- [Stated goal]
Set down the records once more, please, exactly and with the pictures left out.

- [Extracted information]
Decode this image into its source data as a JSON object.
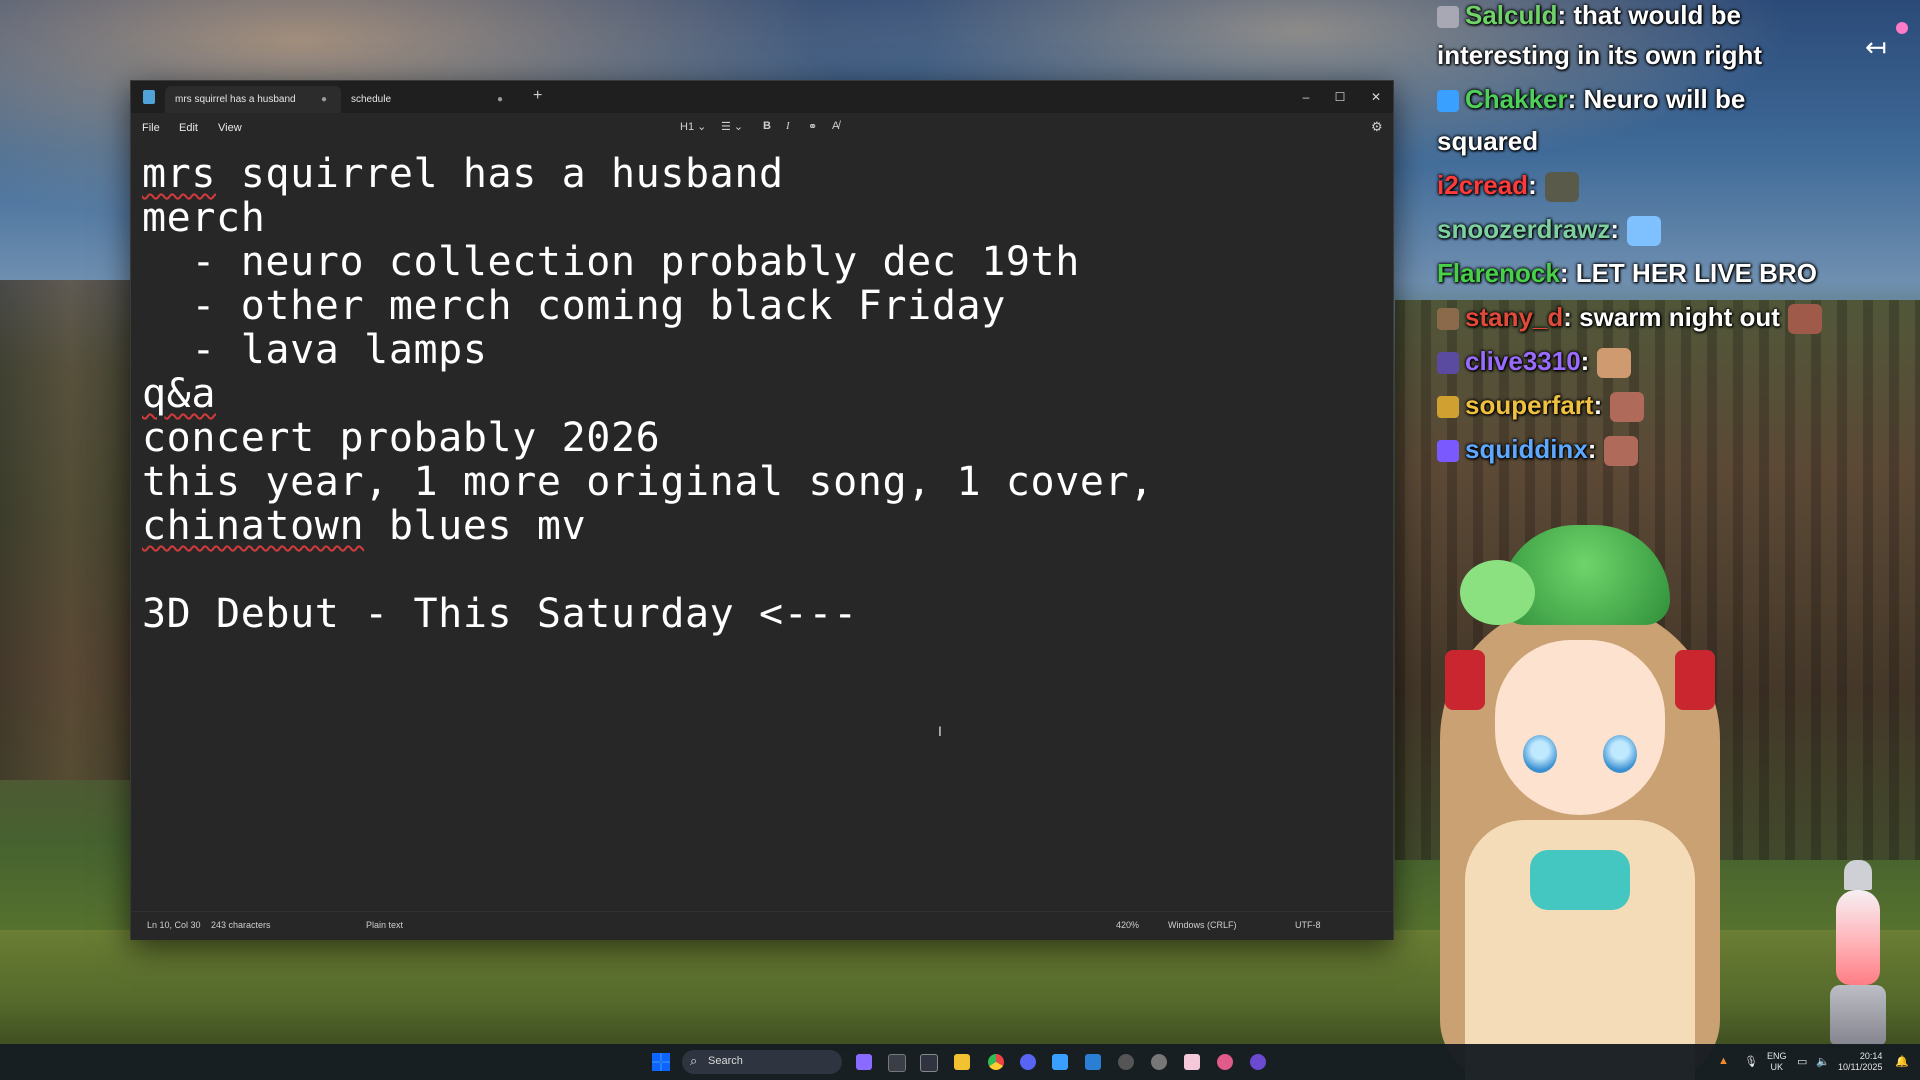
{
  "window": {
    "tabs": [
      {
        "label": "mrs squirrel has a husband",
        "dot": "●"
      },
      {
        "label": "schedule",
        "dot": "●"
      }
    ],
    "new_tab": "+",
    "controls": {
      "minimize": "–",
      "maximize": "☐",
      "close": "✕"
    }
  },
  "menu": {
    "file": "File",
    "edit": "Edit",
    "view": "View"
  },
  "toolbar": {
    "heading": "H1 ⌄",
    "list": "☰ ⌄",
    "bold": "B",
    "italic": "I",
    "link": "⚭",
    "clear_format": "A̸",
    "settings": "⚙"
  },
  "document": {
    "lines": [
      {
        "pre": "",
        "sq": "mrs",
        "post": " squirrel has a husband"
      },
      {
        "pre": "merch",
        "sq": "",
        "post": ""
      },
      {
        "pre": "  - neuro collection probably dec 19th",
        "sq": "",
        "post": ""
      },
      {
        "pre": "  - other merch coming black Friday",
        "sq": "",
        "post": ""
      },
      {
        "pre": "  - lava lamps",
        "sq": "",
        "post": ""
      },
      {
        "pre": "",
        "sq": "q&a",
        "post": ""
      },
      {
        "pre": "concert probably 2026",
        "sq": "",
        "post": ""
      },
      {
        "pre": "this year, 1 more original song, 1 cover,",
        "sq": "",
        "post": ""
      },
      {
        "pre": "",
        "sq": "chinatown",
        "post": " blues mv"
      },
      {
        "pre": "",
        "sq": "",
        "post": ""
      },
      {
        "pre": "3D Debut - This Saturday <---",
        "sq": "",
        "post": ""
      }
    ],
    "cursor": "I"
  },
  "status": {
    "position": "Ln 10, Col 30",
    "chars": "243 characters",
    "format": "Plain text",
    "zoom": "420%",
    "eol": "Windows (CRLF)",
    "encoding": "UTF-8"
  },
  "chat": [
    {
      "user": "Salculd",
      "color": "#6fd36a",
      "badge": "#a8a8b5",
      "text": ": that would be"
    },
    {
      "user": "",
      "color": "#ffffff",
      "badge": "",
      "text": "interesting in its own right"
    },
    {
      "user": "Chakker",
      "color": "#4fd05a",
      "badge": "#3aa0ff",
      "text": ": Neuro will be"
    },
    {
      "user": "",
      "color": "#ffffff",
      "badge": "",
      "text": "squared"
    },
    {
      "user": "i2cread",
      "color": "#ff3a3a",
      "badge": "",
      "text": ":"
    },
    {
      "user": "snoozerdrawz",
      "color": "#7fd0a0",
      "badge": "",
      "text": ":"
    },
    {
      "user": "Flarenock",
      "color": "#48d048",
      "badge": "",
      "text": ": LET HER LIVE BRO"
    },
    {
      "user": "stany_d",
      "color": "#e04a3a",
      "badge": "#8a6a4a",
      "text": ": swarm night out"
    },
    {
      "user": "clive3310",
      "color": "#9a6bff",
      "badge": "#5a4aa0",
      "text": ":"
    },
    {
      "user": "souperfart",
      "color": "#f0c040",
      "badge": "#d0a030",
      "text": ":"
    },
    {
      "user": "squiddinx",
      "color": "#5fa8ff",
      "badge": "#7a5aff",
      "text": ":"
    }
  ],
  "overlay": {
    "back_arrow": "↤"
  },
  "taskbar": {
    "search_label": "Search",
    "search_icon": "⌕",
    "lang": "ENG",
    "region": "UK",
    "time": "20:14",
    "date": "10/11/2025"
  },
  "colors": {
    "editor_bg": "#272727",
    "accent": "#3aa0ff",
    "spell_error": "#d23b3b"
  }
}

- [Task answer]
Decode this image into its source data as a JSON object.
{
  "window": {
    "tabs": [
      {
        "label": "mrs squirrel has a husband",
        "dot": "●"
      },
      {
        "label": "schedule",
        "dot": "●"
      }
    ],
    "new_tab": "+",
    "controls": {
      "minimize": "–",
      "maximize": "☐",
      "close": "✕"
    }
  },
  "menu": {
    "file": "File",
    "edit": "Edit",
    "view": "View"
  },
  "toolbar": {
    "heading": "H1 ⌄",
    "list": "☰ ⌄",
    "bold": "B",
    "italic": "I",
    "link": "⚭",
    "clear_format": "A̸",
    "settings": "⚙"
  },
  "document": {
    "lines": [
      {
        "pre": "",
        "sq": "mrs",
        "post": " squirrel has a husband"
      },
      {
        "pre": "merch",
        "sq": "",
        "post": ""
      },
      {
        "pre": "  - neuro collection probably dec 19th",
        "sq": "",
        "post": ""
      },
      {
        "pre": "  - other merch coming black Friday",
        "sq": "",
        "post": ""
      },
      {
        "pre": "  - lava lamps",
        "sq": "",
        "post": ""
      },
      {
        "pre": "",
        "sq": "q&a",
        "post": ""
      },
      {
        "pre": "concert probably 2026",
        "sq": "",
        "post": ""
      },
      {
        "pre": "this year, 1 more original song, 1 cover,",
        "sq": "",
        "post": ""
      },
      {
        "pre": "",
        "sq": "chinatown",
        "post": " blues mv"
      },
      {
        "pre": "",
        "sq": "",
        "post": ""
      },
      {
        "pre": "3D Debut - This Saturday <---",
        "sq": "",
        "post": ""
      }
    ],
    "cursor": "I"
  },
  "status": {
    "position": "Ln 10, Col 30",
    "chars": "243 characters",
    "format": "Plain text",
    "zoom": "420%",
    "eol": "Windows (CRLF)",
    "encoding": "UTF-8"
  },
  "chat": [
    {
      "user": "Salculd",
      "color": "#6fd36a",
      "badge": "#a8a8b5",
      "text": ": that would be"
    },
    {
      "user": "",
      "color": "#ffffff",
      "badge": "",
      "text": "interesting in its own right"
    },
    {
      "user": "Chakker",
      "color": "#4fd05a",
      "badge": "#3aa0ff",
      "text": ": Neuro will be"
    },
    {
      "user": "",
      "color": "#ffffff",
      "badge": "",
      "text": "squared"
    },
    {
      "user": "i2cread",
      "color": "#ff3a3a",
      "badge": "",
      "text": ":"
    },
    {
      "user": "snoozerdrawz",
      "color": "#7fd0a0",
      "badge": "",
      "text": ":"
    },
    {
      "user": "Flarenock",
      "color": "#48d048",
      "badge": "",
      "text": ": LET HER LIVE BRO"
    },
    {
      "user": "stany_d",
      "color": "#e04a3a",
      "badge": "#8a6a4a",
      "text": ": swarm night out"
    },
    {
      "user": "clive3310",
      "color": "#9a6bff",
      "badge": "#5a4aa0",
      "text": ":"
    },
    {
      "user": "souperfart",
      "color": "#f0c040",
      "badge": "#d0a030",
      "text": ":"
    },
    {
      "user": "squiddinx",
      "color": "#5fa8ff",
      "badge": "#7a5aff",
      "text": ":"
    }
  ],
  "overlay": {
    "back_arrow": "↤"
  },
  "taskbar": {
    "search_label": "Search",
    "search_icon": "⌕",
    "lang": "ENG",
    "region": "UK",
    "time": "20:14",
    "date": "10/11/2025"
  },
  "colors": {
    "editor_bg": "#272727",
    "accent": "#3aa0ff",
    "spell_error": "#d23b3b"
  }
}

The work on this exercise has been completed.